Given exercise: Of the lines in the entries below, state how many hold the word "Flat". Say nothing else.

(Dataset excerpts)
********

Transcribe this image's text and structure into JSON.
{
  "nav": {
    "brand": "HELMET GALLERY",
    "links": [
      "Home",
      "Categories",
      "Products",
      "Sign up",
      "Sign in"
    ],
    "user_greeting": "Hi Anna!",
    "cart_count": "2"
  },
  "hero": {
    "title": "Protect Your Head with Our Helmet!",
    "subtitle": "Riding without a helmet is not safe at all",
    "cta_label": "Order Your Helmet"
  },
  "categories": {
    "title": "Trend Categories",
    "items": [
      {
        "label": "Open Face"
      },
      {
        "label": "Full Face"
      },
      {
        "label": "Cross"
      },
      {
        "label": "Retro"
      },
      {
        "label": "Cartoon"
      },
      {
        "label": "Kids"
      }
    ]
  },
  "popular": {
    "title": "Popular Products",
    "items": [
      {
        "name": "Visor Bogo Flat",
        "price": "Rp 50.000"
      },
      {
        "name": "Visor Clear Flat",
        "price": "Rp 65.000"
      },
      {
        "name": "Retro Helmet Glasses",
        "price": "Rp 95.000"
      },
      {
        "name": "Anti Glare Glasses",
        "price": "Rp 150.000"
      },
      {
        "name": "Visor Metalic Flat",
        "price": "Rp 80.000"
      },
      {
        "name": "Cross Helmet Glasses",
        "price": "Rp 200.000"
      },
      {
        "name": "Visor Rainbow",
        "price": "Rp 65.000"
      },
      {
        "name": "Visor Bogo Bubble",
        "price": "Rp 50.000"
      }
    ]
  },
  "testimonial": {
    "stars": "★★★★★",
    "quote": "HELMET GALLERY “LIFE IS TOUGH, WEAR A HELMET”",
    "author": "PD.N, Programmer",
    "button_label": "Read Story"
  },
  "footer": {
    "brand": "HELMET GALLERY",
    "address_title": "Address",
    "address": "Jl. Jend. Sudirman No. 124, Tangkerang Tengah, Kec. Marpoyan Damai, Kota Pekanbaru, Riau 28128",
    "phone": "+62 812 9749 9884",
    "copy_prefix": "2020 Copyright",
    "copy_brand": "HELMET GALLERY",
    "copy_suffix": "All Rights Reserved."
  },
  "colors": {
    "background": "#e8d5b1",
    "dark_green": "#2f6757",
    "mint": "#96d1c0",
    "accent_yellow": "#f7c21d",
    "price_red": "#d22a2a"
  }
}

********

Exercise answer: 3